**Requirement**. Extract each line of the data below exactly as written.
#### Records for this task
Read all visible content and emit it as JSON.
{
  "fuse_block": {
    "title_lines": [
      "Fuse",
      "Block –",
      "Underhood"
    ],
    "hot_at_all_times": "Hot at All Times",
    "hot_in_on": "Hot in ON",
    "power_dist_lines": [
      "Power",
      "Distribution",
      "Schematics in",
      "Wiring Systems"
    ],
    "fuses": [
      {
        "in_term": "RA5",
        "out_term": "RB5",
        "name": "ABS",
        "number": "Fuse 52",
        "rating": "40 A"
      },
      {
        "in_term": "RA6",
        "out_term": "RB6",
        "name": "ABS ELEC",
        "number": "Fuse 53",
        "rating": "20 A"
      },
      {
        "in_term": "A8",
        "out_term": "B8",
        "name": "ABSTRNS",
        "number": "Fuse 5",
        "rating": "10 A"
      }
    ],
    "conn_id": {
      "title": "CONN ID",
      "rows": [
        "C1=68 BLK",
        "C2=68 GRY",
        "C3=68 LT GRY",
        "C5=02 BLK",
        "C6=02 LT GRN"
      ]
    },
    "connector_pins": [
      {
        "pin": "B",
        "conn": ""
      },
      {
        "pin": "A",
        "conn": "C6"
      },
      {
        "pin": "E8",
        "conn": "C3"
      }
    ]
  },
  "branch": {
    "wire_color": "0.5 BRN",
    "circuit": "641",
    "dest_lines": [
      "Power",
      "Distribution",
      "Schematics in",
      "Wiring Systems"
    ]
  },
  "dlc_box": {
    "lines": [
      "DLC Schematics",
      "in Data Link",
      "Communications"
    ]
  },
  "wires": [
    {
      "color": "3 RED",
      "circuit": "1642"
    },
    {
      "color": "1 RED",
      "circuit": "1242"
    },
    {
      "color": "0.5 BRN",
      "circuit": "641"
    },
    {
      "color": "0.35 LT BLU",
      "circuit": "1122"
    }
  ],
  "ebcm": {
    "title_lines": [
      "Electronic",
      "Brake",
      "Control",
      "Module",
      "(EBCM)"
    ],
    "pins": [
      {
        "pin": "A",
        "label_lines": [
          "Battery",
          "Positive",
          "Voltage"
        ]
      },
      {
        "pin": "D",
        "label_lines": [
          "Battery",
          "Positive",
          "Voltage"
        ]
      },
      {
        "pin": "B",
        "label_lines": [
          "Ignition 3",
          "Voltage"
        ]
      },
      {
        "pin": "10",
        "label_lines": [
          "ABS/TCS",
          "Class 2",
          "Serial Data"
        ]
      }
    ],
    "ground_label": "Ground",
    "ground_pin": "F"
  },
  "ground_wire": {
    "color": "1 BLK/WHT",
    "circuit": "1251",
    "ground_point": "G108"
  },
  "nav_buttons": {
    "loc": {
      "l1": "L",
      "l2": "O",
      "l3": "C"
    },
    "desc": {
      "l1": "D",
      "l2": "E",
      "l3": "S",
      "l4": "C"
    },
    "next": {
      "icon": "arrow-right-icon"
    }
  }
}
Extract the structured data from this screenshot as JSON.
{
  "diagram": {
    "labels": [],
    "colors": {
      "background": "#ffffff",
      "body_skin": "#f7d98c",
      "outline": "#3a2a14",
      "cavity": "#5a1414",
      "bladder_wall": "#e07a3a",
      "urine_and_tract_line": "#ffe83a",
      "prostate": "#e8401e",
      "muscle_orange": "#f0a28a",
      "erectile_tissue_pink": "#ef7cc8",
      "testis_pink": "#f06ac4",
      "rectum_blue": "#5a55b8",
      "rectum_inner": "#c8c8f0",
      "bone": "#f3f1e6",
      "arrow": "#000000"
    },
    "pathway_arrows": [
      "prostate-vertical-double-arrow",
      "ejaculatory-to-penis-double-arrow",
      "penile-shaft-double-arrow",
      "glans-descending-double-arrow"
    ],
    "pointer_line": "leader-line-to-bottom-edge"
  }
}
########
**Correct result**.
Read all visible content and emit it as JSON.
{
  "fuse_block": {
    "title_lines": [
      "Fuse",
      "Block –",
      "Underhood"
    ],
    "hot_at_all_times": "Hot at All Times",
    "hot_in_on": "Hot in ON",
    "power_dist_lines": [
      "Power",
      "Distribution",
      "Schematics in",
      "Wiring Systems"
    ],
    "fuses": [
      {
        "in_term": "RA5",
        "out_term": "RB5",
        "name": "ABS",
        "number": "Fuse 52",
        "rating": "40 A"
      },
      {
        "in_term": "RA6",
        "out_term": "RB6",
        "name": "ABS ELEC",
        "number": "Fuse 53",
        "rating": "20 A"
      },
      {
        "in_term": "A8",
        "out_term": "B8",
        "name": "ABSTRNS",
        "number": "Fuse 5",
        "rating": "10 A"
      }
    ],
    "conn_id": {
      "title": "CONN ID",
      "rows": [
        "C1=68 BLK",
        "C2=68 GRY",
        "C3=68 LT GRY",
        "C5=02 BLK",
        "C6=02 LT GRN"
      ]
    },
    "connector_pins": [
      {
        "pin": "B",
        "conn": ""
      },
      {
        "pin": "A",
        "conn": "C6"
      },
      {
        "pin": "E8",
        "conn": "C3"
      }
    ]
  },
  "branch": {
    "wire_color": "0.5 BRN",
    "circuit": "641",
    "dest_lines": [
      "Power",
      "Distribution",
      "Schematics in",
      "Wiring Systems"
    ]
  },
  "dlc_box": {
    "lines": [
      "DLC Schematics",
      "in Data Link",
      "Communications"
    ]
  },
  "wires": [
    {
      "color": "3 RED",
      "circuit": "1642"
    },
    {
      "color": "1 RED",
      "circuit": "1242"
    },
    {
      "color": "0.5 BRN",
      "circuit": "641"
    },
    {
      "color": "0.35 LT BLU",
      "circuit": "1122"
    }
  ],
  "ebcm": {
    "title_lines": [
      "Electronic",
      "Brake",
      "Control",
      "Module",
      "(EBCM)"
    ],
    "pins": [
      {
        "pin": "A",
        "label_lines": [
          "Battery",
          "Positive",
          "Voltage"
        ]
      },
      {
        "pin": "D",
        "label_lines": [
          "Battery",
          "Positive",
          "Voltage"
        ]
      },
      {
        "pin": "B",
        "label_lines": [
          "Ignition 3",
          "Voltage"
        ]
      },
      {
        "pin": "10",
        "label_lines": [
          "ABS/TCS",
          "Class 2",
          "Serial Data"
        ]
      }
    ],
    "ground_label": "Ground",
    "ground_pin": "F"
  },
  "ground_wire": {
    "color": "1 BLK/WHT",
    "circuit": "1251",
    "ground_point": "G108"
  },
  "nav_buttons": {
    "loc": {
      "l1": "L",
      "l2": "O",
      "l3": "C"
    },
    "desc": {
      "l1": "D",
      "l2": "E",
      "l3": "S",
      "l4": "C"
    },
    "next": {
      "icon": "arrow-right-icon"
    }
  }
}
Extract the structured data from this screenshot as JSON.
{
  "diagram": {
    "labels": [],
    "colors": {
      "background": "#ffffff",
      "body_skin": "#f7d98c",
      "outline": "#3a2a14",
      "cavity": "#5a1414",
      "bladder_wall": "#e07a3a",
      "urine_and_tract_line": "#ffe83a",
      "prostate": "#e8401e",
      "muscle_orange": "#f0a28a",
      "erectile_tissue_pink": "#ef7cc8",
      "testis_pink": "#f06ac4",
      "rectum_blue": "#5a55b8",
      "rectum_inner": "#c8c8f0",
      "bone": "#f3f1e6",
      "arrow": "#000000"
    },
    "pathway_arrows": [
      "prostate-vertical-double-arrow",
      "ejaculatory-to-penis-double-arrow",
      "penile-shaft-double-arrow",
      "glans-descending-double-arrow"
    ],
    "pointer_line": "leader-line-to-bottom-edge"
  }
}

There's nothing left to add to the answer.